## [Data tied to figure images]
****************

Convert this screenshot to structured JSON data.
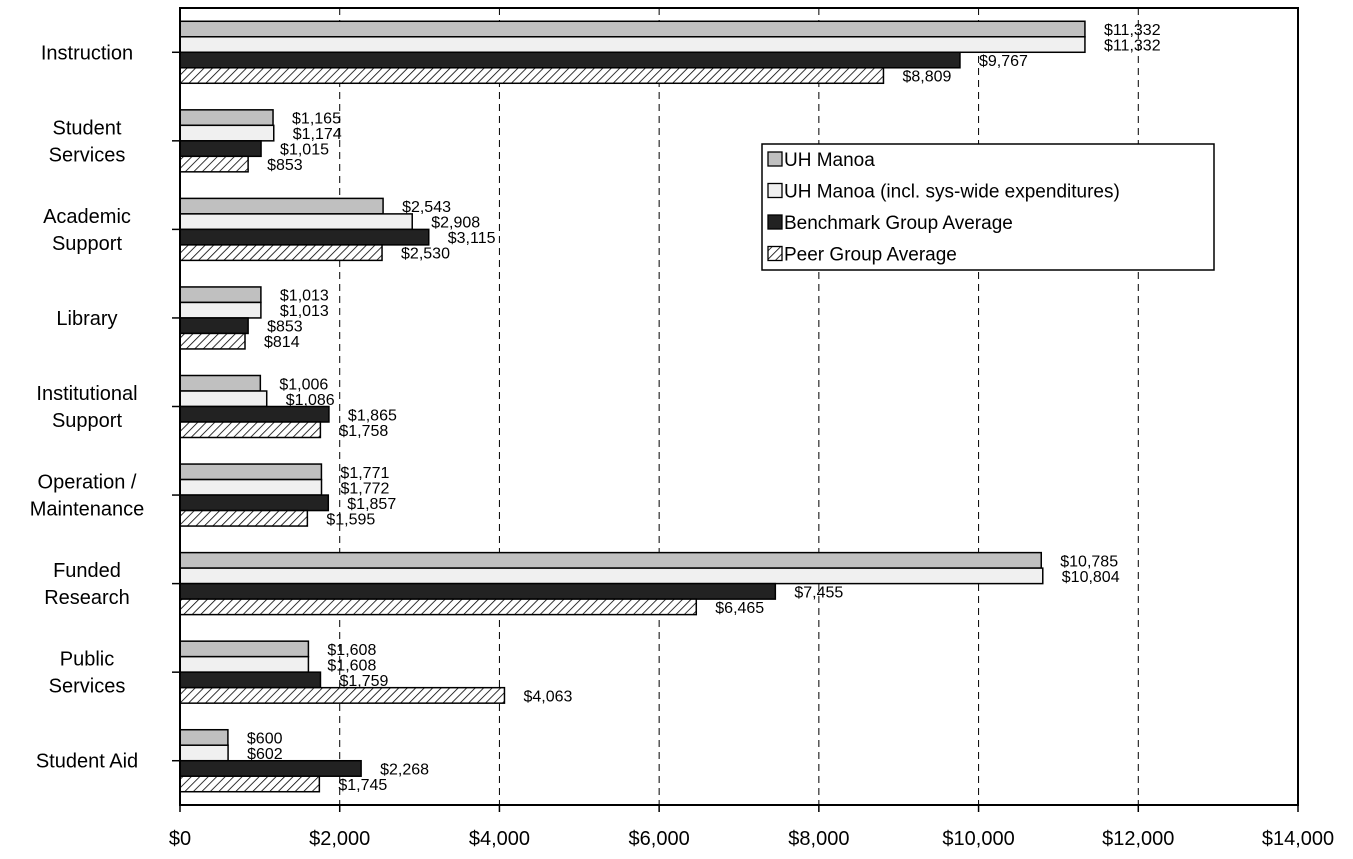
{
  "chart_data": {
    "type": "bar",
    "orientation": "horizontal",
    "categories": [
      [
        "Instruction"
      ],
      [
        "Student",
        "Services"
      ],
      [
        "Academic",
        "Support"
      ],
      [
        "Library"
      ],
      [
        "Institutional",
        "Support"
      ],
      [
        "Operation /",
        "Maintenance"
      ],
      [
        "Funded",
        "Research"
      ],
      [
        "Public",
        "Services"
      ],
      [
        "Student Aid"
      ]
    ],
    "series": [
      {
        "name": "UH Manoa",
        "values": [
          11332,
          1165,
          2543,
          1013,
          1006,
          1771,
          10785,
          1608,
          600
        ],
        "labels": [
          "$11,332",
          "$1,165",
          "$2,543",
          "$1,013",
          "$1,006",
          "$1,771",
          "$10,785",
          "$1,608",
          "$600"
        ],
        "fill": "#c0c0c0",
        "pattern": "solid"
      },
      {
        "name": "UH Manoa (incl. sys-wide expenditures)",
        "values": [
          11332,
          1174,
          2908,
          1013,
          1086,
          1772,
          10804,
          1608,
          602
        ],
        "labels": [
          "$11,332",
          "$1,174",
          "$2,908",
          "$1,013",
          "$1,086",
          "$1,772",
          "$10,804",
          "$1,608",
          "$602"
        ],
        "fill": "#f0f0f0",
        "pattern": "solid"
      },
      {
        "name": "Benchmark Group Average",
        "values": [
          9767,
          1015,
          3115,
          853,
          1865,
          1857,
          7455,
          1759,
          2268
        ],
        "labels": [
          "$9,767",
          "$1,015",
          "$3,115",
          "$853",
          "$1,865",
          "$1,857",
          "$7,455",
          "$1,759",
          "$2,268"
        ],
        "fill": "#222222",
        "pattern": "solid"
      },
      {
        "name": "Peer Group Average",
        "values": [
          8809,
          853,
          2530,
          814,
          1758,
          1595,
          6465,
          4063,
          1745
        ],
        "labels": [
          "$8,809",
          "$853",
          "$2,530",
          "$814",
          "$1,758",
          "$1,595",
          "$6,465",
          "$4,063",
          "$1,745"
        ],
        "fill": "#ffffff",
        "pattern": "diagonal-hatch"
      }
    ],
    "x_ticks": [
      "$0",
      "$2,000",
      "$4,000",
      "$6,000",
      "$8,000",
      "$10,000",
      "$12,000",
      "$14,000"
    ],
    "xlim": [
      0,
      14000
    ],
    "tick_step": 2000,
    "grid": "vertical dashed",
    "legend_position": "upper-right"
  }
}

****************

## [Stated task]
Across the records above, count the lines holding "fill" and reply with that number alone.

## [Correct answer]
4